— REQUIREMENTS —
Count lines with the string "Profile" in them. State the number alone.

### RECORDS SHOWN ###

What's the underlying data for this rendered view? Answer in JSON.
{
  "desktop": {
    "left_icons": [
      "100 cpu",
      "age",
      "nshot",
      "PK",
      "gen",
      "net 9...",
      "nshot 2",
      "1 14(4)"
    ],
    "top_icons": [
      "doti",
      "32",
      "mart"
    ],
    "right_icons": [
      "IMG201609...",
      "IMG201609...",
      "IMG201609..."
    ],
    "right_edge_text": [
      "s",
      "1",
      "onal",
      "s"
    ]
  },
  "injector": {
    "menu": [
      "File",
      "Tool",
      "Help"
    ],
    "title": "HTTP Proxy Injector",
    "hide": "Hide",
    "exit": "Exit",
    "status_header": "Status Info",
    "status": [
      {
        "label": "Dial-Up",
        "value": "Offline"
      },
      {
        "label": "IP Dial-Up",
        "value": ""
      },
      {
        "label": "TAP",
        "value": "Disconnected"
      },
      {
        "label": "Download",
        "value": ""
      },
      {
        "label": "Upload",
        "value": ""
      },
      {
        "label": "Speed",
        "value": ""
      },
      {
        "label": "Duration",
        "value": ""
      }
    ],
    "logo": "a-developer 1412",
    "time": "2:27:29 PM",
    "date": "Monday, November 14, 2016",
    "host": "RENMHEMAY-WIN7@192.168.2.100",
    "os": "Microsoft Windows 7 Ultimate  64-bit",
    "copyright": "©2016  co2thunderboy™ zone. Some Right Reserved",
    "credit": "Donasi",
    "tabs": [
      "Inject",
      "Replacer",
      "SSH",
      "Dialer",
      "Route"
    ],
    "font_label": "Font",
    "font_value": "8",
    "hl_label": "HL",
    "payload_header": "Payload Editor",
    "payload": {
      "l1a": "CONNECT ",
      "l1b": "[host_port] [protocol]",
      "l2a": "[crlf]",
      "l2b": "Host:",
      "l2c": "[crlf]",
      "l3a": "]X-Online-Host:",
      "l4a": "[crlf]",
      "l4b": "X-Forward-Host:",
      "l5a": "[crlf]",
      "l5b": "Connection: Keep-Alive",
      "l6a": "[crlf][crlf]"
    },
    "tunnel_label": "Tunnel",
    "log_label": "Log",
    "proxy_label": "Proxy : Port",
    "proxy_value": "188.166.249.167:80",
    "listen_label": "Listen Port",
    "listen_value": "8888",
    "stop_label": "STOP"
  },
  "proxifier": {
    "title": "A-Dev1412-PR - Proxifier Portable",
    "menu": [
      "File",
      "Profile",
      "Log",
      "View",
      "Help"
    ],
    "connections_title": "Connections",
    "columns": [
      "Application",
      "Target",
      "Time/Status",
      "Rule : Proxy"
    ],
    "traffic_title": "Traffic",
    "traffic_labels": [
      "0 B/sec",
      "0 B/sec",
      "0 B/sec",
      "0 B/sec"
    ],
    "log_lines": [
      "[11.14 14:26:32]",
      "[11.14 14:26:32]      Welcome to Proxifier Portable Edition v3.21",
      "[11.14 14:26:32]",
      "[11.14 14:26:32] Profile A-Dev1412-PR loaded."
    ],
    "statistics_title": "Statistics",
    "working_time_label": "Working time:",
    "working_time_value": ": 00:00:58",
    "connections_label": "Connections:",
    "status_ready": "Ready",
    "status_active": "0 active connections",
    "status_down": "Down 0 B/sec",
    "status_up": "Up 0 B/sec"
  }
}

###

— COMPLETE OUTPUT —
2